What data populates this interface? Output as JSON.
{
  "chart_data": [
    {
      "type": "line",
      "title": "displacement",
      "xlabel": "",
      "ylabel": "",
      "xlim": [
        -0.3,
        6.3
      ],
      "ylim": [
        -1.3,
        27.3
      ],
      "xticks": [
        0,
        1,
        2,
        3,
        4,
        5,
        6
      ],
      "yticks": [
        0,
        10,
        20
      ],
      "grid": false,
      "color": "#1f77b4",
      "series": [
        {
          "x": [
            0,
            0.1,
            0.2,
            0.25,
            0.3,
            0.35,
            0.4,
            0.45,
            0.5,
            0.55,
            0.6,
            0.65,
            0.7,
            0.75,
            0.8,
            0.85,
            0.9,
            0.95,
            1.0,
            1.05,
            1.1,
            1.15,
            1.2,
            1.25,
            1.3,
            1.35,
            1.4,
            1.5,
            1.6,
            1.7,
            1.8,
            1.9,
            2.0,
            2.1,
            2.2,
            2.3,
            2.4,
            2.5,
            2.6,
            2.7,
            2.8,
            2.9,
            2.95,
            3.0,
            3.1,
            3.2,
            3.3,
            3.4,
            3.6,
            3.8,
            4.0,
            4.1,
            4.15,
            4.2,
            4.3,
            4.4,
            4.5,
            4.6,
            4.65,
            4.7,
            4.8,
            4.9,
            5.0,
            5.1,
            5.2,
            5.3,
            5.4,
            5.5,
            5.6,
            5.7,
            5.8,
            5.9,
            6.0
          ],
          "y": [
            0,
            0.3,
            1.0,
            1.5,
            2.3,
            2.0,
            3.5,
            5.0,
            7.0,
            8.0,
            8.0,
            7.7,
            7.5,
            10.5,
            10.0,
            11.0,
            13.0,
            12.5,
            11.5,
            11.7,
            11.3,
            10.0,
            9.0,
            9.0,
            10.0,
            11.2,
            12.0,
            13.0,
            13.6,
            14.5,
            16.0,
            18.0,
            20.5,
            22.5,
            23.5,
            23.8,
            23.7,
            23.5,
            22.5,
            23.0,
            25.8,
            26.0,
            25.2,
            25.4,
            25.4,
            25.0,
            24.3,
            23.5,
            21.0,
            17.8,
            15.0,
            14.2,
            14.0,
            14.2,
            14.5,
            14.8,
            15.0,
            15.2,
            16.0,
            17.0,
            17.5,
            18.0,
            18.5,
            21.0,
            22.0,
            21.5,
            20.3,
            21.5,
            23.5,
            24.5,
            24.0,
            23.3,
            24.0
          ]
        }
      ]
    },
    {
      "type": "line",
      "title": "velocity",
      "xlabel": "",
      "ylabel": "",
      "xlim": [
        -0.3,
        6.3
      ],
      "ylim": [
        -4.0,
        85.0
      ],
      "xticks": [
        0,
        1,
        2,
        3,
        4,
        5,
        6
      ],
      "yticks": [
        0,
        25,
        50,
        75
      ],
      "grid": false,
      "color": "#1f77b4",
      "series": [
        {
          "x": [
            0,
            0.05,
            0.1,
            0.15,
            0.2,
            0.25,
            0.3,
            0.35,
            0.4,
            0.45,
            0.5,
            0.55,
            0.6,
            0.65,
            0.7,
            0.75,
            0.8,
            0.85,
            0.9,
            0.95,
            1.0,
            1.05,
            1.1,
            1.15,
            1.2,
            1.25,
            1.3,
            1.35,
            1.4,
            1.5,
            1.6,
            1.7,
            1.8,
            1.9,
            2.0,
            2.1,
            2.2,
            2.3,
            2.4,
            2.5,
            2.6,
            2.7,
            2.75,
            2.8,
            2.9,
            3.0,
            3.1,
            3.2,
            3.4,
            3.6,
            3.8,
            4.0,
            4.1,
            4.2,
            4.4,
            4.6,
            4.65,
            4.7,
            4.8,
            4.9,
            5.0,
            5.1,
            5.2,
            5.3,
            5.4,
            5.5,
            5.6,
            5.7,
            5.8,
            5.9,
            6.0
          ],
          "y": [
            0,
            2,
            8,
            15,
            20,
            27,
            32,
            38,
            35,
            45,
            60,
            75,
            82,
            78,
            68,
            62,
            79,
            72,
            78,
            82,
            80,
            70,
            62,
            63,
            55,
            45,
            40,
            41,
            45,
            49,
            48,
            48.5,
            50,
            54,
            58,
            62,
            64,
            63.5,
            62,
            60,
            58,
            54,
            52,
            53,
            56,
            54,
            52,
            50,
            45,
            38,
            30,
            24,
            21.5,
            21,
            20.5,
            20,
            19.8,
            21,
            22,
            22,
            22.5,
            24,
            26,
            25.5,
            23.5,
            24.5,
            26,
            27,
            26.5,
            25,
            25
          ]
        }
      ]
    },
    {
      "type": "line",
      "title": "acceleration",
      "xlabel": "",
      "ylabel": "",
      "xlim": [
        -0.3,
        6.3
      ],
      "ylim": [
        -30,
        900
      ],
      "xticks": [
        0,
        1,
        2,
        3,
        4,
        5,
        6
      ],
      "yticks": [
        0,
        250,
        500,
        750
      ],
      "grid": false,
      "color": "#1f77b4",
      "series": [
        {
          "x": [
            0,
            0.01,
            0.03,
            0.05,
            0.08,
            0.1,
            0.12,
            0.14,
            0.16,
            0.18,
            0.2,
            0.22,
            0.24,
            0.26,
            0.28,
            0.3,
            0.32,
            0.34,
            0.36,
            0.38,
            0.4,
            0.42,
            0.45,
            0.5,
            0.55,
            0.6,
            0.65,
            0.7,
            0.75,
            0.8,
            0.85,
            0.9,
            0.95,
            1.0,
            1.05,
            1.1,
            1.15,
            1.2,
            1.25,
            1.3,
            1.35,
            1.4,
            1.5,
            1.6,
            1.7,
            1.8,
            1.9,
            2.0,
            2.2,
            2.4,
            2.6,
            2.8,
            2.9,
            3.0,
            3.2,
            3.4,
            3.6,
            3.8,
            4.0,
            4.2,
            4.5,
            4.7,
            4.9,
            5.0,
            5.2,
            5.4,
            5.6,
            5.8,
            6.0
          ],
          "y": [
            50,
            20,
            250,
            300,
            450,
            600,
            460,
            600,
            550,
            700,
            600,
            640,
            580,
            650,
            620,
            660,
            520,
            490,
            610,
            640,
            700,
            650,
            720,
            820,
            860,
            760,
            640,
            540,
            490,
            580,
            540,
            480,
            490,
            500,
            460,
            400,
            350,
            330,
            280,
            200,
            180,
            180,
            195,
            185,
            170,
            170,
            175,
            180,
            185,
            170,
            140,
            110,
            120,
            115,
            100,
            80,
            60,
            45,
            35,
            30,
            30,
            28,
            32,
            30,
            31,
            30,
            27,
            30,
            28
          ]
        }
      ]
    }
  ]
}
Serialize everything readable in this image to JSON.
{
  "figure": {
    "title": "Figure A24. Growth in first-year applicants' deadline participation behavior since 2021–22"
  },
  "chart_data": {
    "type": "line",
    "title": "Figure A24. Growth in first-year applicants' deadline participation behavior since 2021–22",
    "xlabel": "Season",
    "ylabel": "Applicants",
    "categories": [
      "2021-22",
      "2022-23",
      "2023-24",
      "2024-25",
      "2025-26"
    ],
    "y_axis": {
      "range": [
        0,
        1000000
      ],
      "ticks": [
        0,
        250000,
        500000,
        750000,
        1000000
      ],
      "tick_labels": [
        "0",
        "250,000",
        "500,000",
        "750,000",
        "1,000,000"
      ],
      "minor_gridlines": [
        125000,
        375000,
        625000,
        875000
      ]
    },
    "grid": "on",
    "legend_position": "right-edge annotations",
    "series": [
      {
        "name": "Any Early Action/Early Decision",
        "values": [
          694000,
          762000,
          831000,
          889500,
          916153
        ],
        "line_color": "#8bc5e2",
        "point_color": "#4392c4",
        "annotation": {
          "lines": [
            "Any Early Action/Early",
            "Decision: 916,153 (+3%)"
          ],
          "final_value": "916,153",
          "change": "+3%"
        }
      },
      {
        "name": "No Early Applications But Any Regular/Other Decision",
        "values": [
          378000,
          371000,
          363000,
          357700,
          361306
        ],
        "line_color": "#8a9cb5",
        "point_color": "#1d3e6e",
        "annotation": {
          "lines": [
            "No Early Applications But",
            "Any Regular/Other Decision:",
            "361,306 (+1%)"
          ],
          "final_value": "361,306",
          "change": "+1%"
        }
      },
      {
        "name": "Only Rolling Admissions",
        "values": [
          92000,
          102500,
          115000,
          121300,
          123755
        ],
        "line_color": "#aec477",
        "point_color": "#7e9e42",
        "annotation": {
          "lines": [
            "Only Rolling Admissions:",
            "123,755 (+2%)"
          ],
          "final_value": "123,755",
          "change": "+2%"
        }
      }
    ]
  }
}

☆ ☆ ☆ ☆

◆ **GIVEN REQUEST**: Search the records for the word "Applications" and copy every line where it occurs.

◆ **SOLUTION TO THE EXERCISE**:
        "name": "No Early Applications But Any Regular/Other Decision",
            "No Early Applications But",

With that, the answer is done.